Exercise prompt
Reproduce every line in the listing that contains the word "message".
*-*-*
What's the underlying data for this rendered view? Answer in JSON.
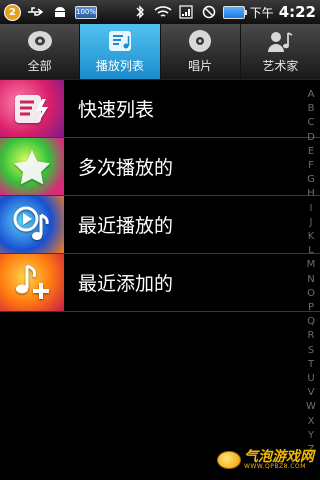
{
  "status_bar": {
    "notification_count": "2",
    "battery_percent": "100%",
    "am_pm": "下午",
    "time": "4:22",
    "icons": [
      "notification-badge",
      "usb-icon",
      "android-icon",
      "battery-percent-icon",
      "bluetooth-icon",
      "wifi-icon",
      "signal-box-icon",
      "do-not-disturb-icon",
      "battery-icon"
    ]
  },
  "tabs": [
    {
      "label": "全部",
      "icon": "disc-icon",
      "active": false
    },
    {
      "label": "播放列表",
      "icon": "playlist-icon",
      "active": true
    },
    {
      "label": "唱片",
      "icon": "album-icon",
      "active": false
    },
    {
      "label": "艺术家",
      "icon": "artist-icon",
      "active": false
    }
  ],
  "playlists": [
    {
      "label": "快速列表",
      "icon": "quick-list-icon"
    },
    {
      "label": "多次播放的",
      "icon": "star-icon"
    },
    {
      "label": "最近播放的",
      "icon": "play-note-icon"
    },
    {
      "label": "最近添加的",
      "icon": "add-note-icon"
    }
  ],
  "alphabet": [
    "A",
    "B",
    "C",
    "D",
    "E",
    "F",
    "G",
    "H",
    "I",
    "J",
    "K",
    "L",
    "M",
    "N",
    "O",
    "P",
    "Q",
    "R",
    "S",
    "T",
    "U",
    "V",
    "W",
    "X",
    "Y",
    "Z"
  ],
  "watermark": {
    "main": "气泡游戏网",
    "sub": "WWW.QPBZ8.COM"
  },
  "colors": {
    "tab_active": "#2aa4e0",
    "background": "#000000",
    "alpha_text": "#6e6e6e"
  }
}
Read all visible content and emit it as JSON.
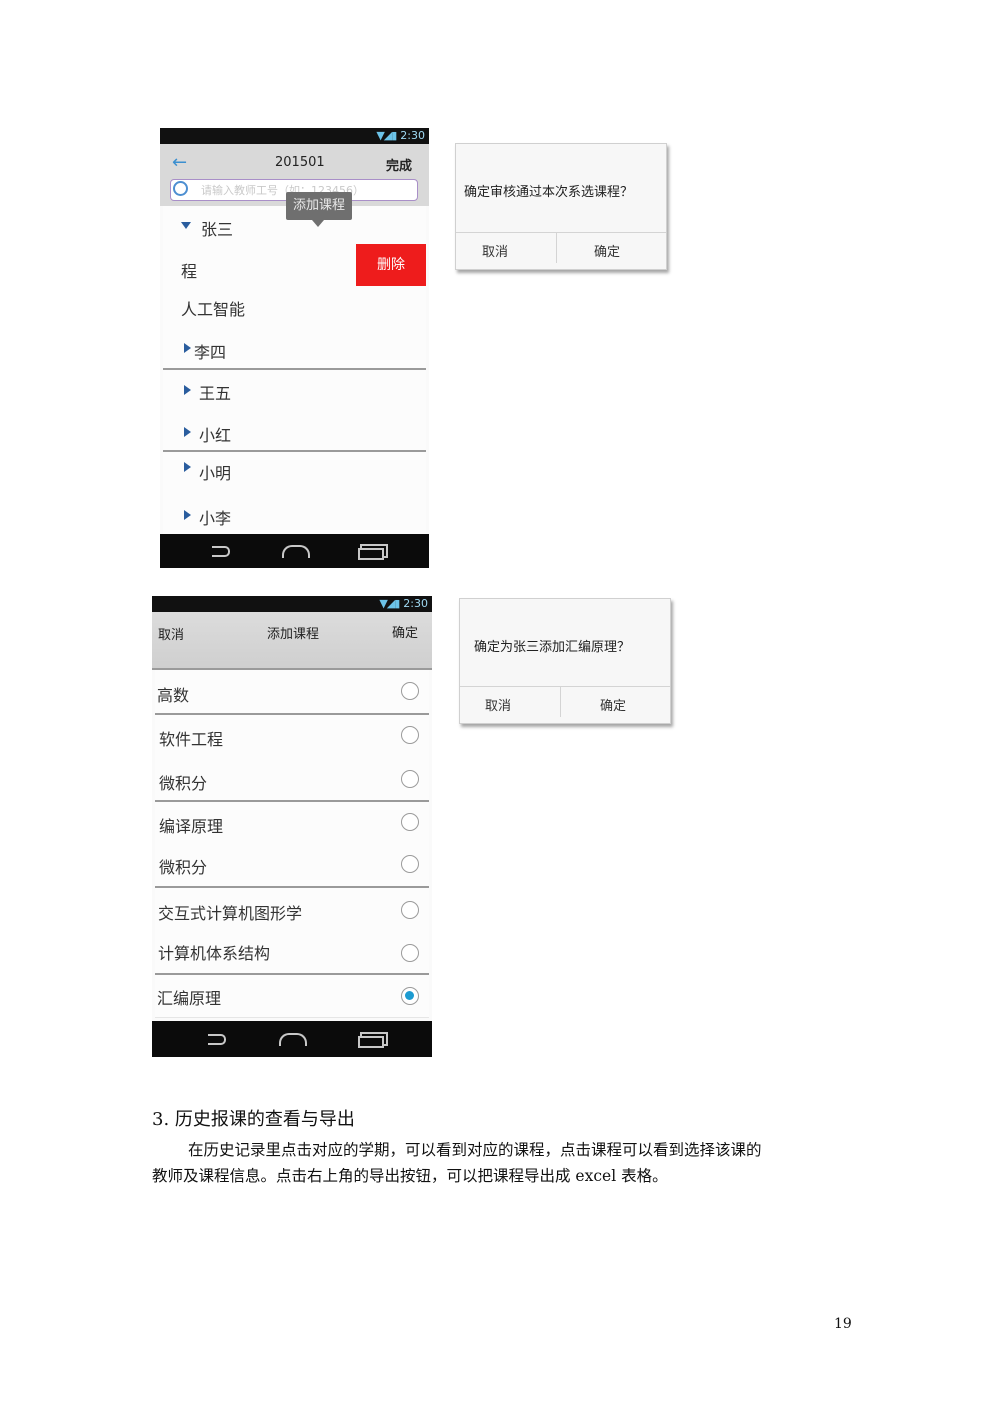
{
  "phone1": {
    "time": "2:30",
    "title": "201501",
    "done": "完成",
    "search_placeholder": "请输入教师工号（如：123456）",
    "tooltip": "添加课程",
    "rows": {
      "zhangsan": "张三",
      "course_partial": "程",
      "delete": "删除",
      "ai": "人工智能",
      "lisi": "李四",
      "wangwu": "王五",
      "xiaohong": "小红",
      "xiaoming": "小明",
      "xiaoli": "小李"
    }
  },
  "dialog1": {
    "message": "确定审核通过本次系选课程？",
    "cancel": "取消",
    "confirm": "确定"
  },
  "phone2": {
    "time": "2:30",
    "cancel": "取消",
    "title": "添加课程",
    "confirm": "确定",
    "courses": [
      {
        "name": "高数",
        "selected": false
      },
      {
        "name": "软件工程",
        "selected": false
      },
      {
        "name": "微积分",
        "selected": false
      },
      {
        "name": "编译原理",
        "selected": false
      },
      {
        "name": "微积分",
        "selected": false
      },
      {
        "name": "交互式计算机图形学",
        "selected": false
      },
      {
        "name": "计算机体系结构",
        "selected": false
      },
      {
        "name": "汇编原理",
        "selected": true
      }
    ]
  },
  "dialog2": {
    "message": "确定为张三添加汇编原理？",
    "cancel": "取消",
    "confirm": "确定"
  },
  "section": {
    "heading": "3. 历史报课的查看与导出",
    "para_line1": "在历史记录里点击对应的学期，可以看到对应的课程，点击课程可以看到选择该课的",
    "para_line2": "教师及课程信息。点击右上角的导出按钮，可以把课程导出成 excel 表格。"
  },
  "page_number": "19",
  "colors": {
    "delete_red": "#ee1c1c",
    "radio_blue": "#1d9bd1",
    "tree_arrow": "#2a5d9e"
  }
}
*-*-*
Worked answer
    "message": "确定审核通过本次系选课程？",
    "message": "确定为张三添加汇编原理？",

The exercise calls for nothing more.